## Exercise description
Reproduce the records verbatim from their first line through the line containing "- bold-icon[interactable]: B: [248, 110, 257, 124]", including both of those lines.

--- START Data lines ---

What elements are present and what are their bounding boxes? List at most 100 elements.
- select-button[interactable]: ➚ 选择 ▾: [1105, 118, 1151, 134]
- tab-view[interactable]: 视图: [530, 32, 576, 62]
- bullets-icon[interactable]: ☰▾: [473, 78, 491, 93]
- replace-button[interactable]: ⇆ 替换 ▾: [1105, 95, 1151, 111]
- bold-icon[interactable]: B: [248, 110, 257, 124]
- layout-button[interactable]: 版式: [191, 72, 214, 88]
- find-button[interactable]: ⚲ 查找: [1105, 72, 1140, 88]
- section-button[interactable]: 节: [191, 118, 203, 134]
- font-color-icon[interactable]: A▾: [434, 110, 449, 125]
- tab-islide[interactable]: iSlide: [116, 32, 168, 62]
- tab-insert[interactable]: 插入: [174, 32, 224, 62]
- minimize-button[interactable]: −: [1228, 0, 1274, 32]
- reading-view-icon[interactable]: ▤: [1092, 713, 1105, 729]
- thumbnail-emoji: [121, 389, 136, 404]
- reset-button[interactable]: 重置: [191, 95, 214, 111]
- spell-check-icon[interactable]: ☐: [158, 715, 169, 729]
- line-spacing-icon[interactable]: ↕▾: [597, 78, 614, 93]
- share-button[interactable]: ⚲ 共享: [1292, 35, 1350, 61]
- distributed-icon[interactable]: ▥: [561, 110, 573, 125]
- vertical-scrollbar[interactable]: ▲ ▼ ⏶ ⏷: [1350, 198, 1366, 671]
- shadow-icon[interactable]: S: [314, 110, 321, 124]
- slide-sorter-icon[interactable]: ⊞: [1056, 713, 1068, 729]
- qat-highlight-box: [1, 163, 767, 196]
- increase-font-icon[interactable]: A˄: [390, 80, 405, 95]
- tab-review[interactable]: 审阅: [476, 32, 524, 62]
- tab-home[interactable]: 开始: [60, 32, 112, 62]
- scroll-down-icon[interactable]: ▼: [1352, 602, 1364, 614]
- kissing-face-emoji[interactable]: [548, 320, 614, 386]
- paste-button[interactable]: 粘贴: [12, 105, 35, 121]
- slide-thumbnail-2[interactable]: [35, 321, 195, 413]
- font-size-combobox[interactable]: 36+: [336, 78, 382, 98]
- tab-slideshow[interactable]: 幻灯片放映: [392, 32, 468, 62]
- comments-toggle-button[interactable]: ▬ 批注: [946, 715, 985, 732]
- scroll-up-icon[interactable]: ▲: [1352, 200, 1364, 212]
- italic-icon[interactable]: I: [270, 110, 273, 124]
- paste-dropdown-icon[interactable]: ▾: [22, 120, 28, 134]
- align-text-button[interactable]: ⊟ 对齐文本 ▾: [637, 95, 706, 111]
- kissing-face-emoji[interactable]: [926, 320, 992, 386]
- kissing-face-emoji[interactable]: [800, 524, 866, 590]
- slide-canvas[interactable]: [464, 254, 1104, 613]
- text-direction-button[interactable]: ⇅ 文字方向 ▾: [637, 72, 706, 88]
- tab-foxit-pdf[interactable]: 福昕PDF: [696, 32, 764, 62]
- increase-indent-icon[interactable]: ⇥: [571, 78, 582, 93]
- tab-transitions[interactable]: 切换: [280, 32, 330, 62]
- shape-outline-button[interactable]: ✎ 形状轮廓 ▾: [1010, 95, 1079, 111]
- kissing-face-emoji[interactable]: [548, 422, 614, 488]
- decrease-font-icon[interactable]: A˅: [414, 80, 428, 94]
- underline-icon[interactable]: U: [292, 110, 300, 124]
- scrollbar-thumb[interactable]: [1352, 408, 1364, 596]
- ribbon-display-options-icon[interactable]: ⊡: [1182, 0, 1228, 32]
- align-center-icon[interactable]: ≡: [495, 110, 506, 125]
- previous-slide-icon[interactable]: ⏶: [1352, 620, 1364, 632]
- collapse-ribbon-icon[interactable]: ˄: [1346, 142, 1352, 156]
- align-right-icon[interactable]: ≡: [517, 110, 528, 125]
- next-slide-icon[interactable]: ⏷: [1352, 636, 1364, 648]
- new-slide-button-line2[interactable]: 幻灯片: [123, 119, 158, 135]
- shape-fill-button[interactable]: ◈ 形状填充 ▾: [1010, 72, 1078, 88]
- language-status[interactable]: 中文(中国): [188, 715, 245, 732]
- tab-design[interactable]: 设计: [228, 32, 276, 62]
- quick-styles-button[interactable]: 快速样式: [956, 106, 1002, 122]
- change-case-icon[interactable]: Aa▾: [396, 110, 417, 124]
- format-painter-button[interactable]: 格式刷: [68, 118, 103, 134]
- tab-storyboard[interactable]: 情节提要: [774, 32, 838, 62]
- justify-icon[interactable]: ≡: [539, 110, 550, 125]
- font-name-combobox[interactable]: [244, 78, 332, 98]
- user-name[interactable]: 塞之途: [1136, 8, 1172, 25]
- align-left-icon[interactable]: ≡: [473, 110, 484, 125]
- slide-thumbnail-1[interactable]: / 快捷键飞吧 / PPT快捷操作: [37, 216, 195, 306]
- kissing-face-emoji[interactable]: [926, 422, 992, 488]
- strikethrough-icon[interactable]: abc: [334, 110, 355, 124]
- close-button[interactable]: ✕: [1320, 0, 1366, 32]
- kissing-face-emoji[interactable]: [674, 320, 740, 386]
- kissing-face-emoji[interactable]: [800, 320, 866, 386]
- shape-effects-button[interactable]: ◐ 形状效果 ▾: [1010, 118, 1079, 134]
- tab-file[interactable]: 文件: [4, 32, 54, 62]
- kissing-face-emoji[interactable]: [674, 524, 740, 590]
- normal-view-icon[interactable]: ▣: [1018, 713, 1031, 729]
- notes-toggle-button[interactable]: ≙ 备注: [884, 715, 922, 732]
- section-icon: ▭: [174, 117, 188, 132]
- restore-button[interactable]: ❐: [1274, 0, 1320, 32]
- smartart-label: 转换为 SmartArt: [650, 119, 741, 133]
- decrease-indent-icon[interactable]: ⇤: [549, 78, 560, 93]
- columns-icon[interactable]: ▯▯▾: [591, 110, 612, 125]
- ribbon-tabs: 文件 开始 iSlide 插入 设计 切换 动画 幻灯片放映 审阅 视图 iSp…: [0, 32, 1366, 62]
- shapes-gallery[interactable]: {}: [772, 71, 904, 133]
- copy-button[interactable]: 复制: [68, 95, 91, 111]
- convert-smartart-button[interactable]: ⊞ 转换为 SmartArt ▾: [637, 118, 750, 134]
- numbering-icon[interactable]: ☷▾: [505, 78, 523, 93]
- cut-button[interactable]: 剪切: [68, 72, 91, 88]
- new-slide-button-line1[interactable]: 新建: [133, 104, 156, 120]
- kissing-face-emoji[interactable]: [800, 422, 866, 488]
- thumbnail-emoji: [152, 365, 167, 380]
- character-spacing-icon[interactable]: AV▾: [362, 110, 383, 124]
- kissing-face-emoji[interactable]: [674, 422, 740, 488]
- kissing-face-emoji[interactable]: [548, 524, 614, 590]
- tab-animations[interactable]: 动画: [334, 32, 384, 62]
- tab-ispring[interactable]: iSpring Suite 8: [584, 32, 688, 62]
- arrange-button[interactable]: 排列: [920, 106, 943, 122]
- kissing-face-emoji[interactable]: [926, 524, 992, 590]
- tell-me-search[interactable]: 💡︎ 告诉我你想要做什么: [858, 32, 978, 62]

--- END Data lines ---

## Result of this task
What elements are present and what are their bounding boxes? List at most 100 elements.
- select-button[interactable]: ➚ 选择 ▾: [1105, 118, 1151, 134]
- tab-view[interactable]: 视图: [530, 32, 576, 62]
- bullets-icon[interactable]: ☰▾: [473, 78, 491, 93]
- replace-button[interactable]: ⇆ 替换 ▾: [1105, 95, 1151, 111]
- bold-icon[interactable]: B: [248, 110, 257, 124]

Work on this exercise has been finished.